*DIRECTIONS*:
Format the items from their beginning through the line containing "The growth thicket 65 is at (207, 558)." as a JSON list of strings, one string per line and no blank lines.

— START DATA EXTRACT —

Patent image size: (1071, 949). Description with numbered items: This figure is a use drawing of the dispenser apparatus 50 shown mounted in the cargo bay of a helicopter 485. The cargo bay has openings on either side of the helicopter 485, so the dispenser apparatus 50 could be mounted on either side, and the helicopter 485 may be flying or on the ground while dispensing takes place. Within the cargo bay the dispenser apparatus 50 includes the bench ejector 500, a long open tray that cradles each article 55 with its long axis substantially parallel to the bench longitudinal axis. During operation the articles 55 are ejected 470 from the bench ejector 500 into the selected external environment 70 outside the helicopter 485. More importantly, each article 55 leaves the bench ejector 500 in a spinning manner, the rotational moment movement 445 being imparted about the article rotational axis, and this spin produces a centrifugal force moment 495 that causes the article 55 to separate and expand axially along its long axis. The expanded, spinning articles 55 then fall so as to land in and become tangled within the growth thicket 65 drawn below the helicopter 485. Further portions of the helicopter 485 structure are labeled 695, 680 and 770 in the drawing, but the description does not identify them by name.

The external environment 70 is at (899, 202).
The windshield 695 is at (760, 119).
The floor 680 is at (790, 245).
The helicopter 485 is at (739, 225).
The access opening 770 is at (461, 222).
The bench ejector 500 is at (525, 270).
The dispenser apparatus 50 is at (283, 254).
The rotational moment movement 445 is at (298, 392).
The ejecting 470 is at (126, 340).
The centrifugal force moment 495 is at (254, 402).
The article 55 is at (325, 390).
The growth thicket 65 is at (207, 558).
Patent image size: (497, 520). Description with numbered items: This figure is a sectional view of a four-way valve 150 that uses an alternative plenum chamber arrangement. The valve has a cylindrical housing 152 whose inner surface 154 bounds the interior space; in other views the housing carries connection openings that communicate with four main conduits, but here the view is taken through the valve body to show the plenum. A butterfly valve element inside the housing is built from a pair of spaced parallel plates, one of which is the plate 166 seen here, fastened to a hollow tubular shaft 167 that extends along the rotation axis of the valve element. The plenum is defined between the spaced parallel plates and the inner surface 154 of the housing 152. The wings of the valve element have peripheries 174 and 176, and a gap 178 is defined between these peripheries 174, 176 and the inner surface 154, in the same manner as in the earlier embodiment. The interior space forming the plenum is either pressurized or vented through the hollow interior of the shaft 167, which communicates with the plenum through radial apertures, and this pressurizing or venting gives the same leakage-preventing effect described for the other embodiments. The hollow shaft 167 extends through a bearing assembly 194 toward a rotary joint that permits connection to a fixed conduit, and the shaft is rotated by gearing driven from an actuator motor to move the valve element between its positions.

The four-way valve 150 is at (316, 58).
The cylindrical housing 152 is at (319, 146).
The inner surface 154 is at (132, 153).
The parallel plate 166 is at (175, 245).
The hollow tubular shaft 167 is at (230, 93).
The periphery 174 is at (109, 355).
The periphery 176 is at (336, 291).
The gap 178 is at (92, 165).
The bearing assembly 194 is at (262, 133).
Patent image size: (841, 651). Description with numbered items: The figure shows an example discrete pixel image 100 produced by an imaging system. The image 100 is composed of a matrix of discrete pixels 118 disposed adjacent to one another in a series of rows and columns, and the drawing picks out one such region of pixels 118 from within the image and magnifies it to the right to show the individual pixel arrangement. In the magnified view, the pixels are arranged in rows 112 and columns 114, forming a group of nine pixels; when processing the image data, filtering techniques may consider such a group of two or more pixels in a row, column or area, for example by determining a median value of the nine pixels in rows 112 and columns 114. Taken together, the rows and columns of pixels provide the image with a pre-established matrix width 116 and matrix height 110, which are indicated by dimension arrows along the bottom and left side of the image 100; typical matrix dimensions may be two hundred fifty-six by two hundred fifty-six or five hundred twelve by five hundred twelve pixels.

— END DATA EXTRACT —

*THE OUTPUT*:
[
  "Patent image size: (1071, 949). Description with numbered items: This figure is a use drawing of the dispenser apparatus 50 shown mounted in the cargo bay of a helicopter 485. The cargo bay has openings on either side of the helicopter 485, so the dispenser apparatus 50 could be mounted on either side, and the helicopter 485 may be flying or on the ground while dispensing takes place. Within the cargo bay the dispenser apparatus 50 includes the bench ejector 500, a long open tray that cradles each article 55 with its long axis substantially parallel to the bench longitudinal axis. During operation the articles 55 are ejected 470 from the bench ejector 500 into the selected external environment 70 outside the helicopter 485. More importantly, each article 55 leaves the bench ejector 500 in a spinning manner, the rotational moment movement 445 being imparted about the article rotational axis, and this spin produces a centrifugal force moment 495 that causes the article 55 to separate and expand axially along its long axis. The expanded, spinning articles 55 then fall so as to land in and become tangled within the growth thicket 65 drawn below the helicopter 485. Further portions of the helicopter 485 structure are labeled 695, 680 and 770 in the drawing, but the description does not identify them by name.",
  "The external environment 70 is at (899, 202).",
  "The windshield 695 is at (760, 119).",
  "The floor 680 is at (790, 245).",
  "The helicopter 485 is at (739, 225).",
  "The access opening 770 is at (461, 222).",
  "The bench ejector 500 is at (525, 270).",
  "The dispenser apparatus 50 is at (283, 254).",
  "The rotational moment movement 445 is at (298, 392).",
  "The ejecting 470 is at (126, 340).",
  "The centrifugal force moment 495 is at (254, 402).",
  "The article 55 is at (325, 390).",
  "The growth thicket 65 is at (207, 558)."
]